EXERCISE AIM ▸ Reproduce each line of the material precisely.

DATASET EXCERPTS ▸
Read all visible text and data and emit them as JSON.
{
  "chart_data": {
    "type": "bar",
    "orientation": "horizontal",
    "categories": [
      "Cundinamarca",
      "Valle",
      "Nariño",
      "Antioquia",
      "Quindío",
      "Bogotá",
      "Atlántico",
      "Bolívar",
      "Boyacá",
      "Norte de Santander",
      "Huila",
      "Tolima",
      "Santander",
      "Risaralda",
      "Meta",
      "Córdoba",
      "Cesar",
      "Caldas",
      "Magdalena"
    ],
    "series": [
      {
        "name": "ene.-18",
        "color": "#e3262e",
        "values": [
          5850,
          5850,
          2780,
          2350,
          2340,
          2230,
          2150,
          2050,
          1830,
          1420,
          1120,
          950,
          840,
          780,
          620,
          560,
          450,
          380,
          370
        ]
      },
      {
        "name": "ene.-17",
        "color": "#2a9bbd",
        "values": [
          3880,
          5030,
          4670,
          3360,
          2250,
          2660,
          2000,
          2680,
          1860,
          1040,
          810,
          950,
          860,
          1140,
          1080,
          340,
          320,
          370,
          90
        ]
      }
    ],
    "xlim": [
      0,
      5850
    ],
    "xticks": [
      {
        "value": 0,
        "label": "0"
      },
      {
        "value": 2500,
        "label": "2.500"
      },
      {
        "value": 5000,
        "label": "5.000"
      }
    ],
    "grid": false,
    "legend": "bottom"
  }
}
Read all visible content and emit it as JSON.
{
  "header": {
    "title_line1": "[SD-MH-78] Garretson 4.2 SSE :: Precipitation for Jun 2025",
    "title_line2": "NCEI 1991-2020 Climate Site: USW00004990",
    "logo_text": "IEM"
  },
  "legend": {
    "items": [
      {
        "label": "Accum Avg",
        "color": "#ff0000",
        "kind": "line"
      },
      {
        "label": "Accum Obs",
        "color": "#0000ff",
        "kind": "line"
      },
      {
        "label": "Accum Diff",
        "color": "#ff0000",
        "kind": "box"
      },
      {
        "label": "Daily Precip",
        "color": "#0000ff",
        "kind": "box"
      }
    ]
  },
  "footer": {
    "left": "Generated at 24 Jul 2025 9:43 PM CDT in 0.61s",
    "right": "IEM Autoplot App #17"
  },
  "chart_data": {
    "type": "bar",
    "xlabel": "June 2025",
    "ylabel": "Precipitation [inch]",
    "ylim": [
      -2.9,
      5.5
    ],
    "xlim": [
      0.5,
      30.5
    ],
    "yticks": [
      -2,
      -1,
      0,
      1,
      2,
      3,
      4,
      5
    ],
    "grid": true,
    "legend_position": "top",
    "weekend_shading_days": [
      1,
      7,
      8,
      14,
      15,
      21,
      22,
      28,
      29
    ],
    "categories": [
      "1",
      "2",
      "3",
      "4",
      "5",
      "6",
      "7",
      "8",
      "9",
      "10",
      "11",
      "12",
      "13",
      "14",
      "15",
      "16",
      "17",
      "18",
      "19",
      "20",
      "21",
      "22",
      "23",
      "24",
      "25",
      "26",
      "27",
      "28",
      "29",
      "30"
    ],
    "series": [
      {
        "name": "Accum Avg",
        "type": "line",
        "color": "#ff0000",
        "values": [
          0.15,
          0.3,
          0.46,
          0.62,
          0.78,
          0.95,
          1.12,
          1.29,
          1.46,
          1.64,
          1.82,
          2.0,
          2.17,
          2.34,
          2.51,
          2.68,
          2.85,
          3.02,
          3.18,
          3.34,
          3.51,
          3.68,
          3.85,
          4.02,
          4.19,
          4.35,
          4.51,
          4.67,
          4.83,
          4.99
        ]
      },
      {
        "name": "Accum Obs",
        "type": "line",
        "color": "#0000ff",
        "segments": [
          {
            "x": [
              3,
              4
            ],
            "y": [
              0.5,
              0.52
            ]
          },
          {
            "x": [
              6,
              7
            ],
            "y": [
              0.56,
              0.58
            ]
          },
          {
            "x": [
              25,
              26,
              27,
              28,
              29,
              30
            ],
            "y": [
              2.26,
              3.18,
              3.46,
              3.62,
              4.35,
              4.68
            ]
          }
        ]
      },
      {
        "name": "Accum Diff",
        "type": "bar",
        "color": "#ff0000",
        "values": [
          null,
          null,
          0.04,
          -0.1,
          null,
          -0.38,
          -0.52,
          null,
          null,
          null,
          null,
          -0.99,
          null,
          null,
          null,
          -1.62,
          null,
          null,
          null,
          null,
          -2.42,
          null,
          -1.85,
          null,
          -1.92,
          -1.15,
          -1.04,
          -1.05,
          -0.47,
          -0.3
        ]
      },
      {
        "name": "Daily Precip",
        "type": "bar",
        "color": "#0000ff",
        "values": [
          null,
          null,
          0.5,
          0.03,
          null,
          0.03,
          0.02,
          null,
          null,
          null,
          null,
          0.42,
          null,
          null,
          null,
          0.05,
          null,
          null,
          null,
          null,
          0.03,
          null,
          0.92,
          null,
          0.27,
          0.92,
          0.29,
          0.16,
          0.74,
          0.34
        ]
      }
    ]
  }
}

OUTPUT ▸
Read all visible text and data and emit them as JSON.
{
  "chart_data": {
    "type": "bar",
    "orientation": "horizontal",
    "categories": [
      "Cundinamarca",
      "Valle",
      "Nariño",
      "Antioquia",
      "Quindío",
      "Bogotá",
      "Atlántico",
      "Bolívar",
      "Boyacá",
      "Norte de Santander",
      "Huila",
      "Tolima",
      "Santander",
      "Risaralda",
      "Meta",
      "Córdoba",
      "Cesar",
      "Caldas",
      "Magdalena"
    ],
    "series": [
      {
        "name": "ene.-18",
        "color": "#e3262e",
        "values": [
          5850,
          5850,
          2780,
          2350,
          2340,
          2230,
          2150,
          2050,
          1830,
          1420,
          1120,
          950,
          840,
          780,
          620,
          560,
          450,
          380,
          370
        ]
      },
      {
        "name": "ene.-17",
        "color": "#2a9bbd",
        "values": [
          3880,
          5030,
          4670,
          3360,
          2250,
          2660,
          2000,
          2680,
          1860,
          1040,
          810,
          950,
          860,
          1140,
          1080,
          340,
          320,
          370,
          90
        ]
      }
    ],
    "xlim": [
      0,
      5850
    ],
    "xticks": [
      {
        "value": 0,
        "label": "0"
      },
      {
        "value": 2500,
        "label": "2.500"
      },
      {
        "value": 5000,
        "label": "5.000"
      }
    ],
    "grid": false,
    "legend": "bottom"
  }
}
Read all visible content and emit it as JSON.
{
  "header": {
    "title_line1": "[SD-MH-78] Garretson 4.2 SSE :: Precipitation for Jun 2025",
    "title_line2": "NCEI 1991-2020 Climate Site: USW00004990",
    "logo_text": "IEM"
  },
  "legend": {
    "items": [
      {
        "label": "Accum Avg",
        "color": "#ff0000",
        "kind": "line"
      },
      {
        "label": "Accum Obs",
        "color": "#0000ff",
        "kind": "line"
      },
      {
        "label": "Accum Diff",
        "color": "#ff0000",
        "kind": "box"
      },
      {
        "label": "Daily Precip",
        "color": "#0000ff",
        "kind": "box"
      }
    ]
  },
  "footer": {
    "left": "Generated at 24 Jul 2025 9:43 PM CDT in 0.61s",
    "right": "IEM Autoplot App #17"
  },
  "chart_data": {
    "type": "bar",
    "xlabel": "June 2025",
    "ylabel": "Precipitation [inch]",
    "ylim": [
      -2.9,
      5.5
    ],
    "xlim": [
      0.5,
      30.5
    ],
    "yticks": [
      -2,
      -1,
      0,
      1,
      2,
      3,
      4,
      5
    ],
    "grid": true,
    "legend_position": "top",
    "weekend_shading_days": [
      1,
      7,
      8,
      14,
      15,
      21,
      22,
      28,
      29
    ],
    "categories": [
      "1",
      "2",
      "3",
      "4",
      "5",
      "6",
      "7",
      "8",
      "9",
      "10",
      "11",
      "12",
      "13",
      "14",
      "15",
      "16",
      "17",
      "18",
      "19",
      "20",
      "21",
      "22",
      "23",
      "24",
      "25",
      "26",
      "27",
      "28",
      "29",
      "30"
    ],
    "series": [
      {
        "name": "Accum Avg",
        "type": "line",
        "color": "#ff0000",
        "values": [
          0.15,
          0.3,
          0.46,
          0.62,
          0.78,
          0.95,
          1.12,
          1.29,
          1.46,
          1.64,
          1.82,
          2.0,
          2.17,
          2.34,
          2.51,
          2.68,
          2.85,
          3.02,
          3.18,
          3.34,
          3.51,
          3.68,
          3.85,
          4.02,
          4.19,
          4.35,
          4.51,
          4.67,
          4.83,
          4.99
        ]
      },
      {
        "name": "Accum Obs",
        "type": "line",
        "color": "#0000ff",
        "segments": [
          {
            "x": [
              3,
              4
            ],
            "y": [
              0.5,
              0.52
            ]
          },
          {
            "x": [
              6,
              7
            ],
            "y": [
              0.56,
              0.58
            ]
          },
          {
            "x": [
              25,
              26,
              27,
              28,
              29,
              30
            ],
            "y": [
              2.26,
              3.18,
              3.46,
              3.62,
              4.35,
              4.68
            ]
          }
        ]
      },
      {
        "name": "Accum Diff",
        "type": "bar",
        "color": "#ff0000",
        "values": [
          null,
          null,
          0.04,
          -0.1,
          null,
          -0.38,
          -0.52,
          null,
          null,
          null,
          null,
          -0.99,
          null,
          null,
          null,
          -1.62,
          null,
          null,
          null,
          null,
          -2.42,
          null,
          -1.85,
          null,
          -1.92,
          -1.15,
          -1.04,
          -1.05,
          -0.47,
          -0.3
        ]
      },
      {
        "name": "Daily Precip",
        "type": "bar",
        "color": "#0000ff",
        "values": [
          null,
          null,
          0.5,
          0.03,
          null,
          0.03,
          0.02,
          null,
          null,
          null,
          null,
          0.42,
          null,
          null,
          null,
          0.05,
          null,
          null,
          null,
          null,
          0.03,
          null,
          0.92,
          null,
          0.27,
          0.92,
          0.29,
          0.16,
          0.74,
          0.34
        ]
      }
    ]
  }
}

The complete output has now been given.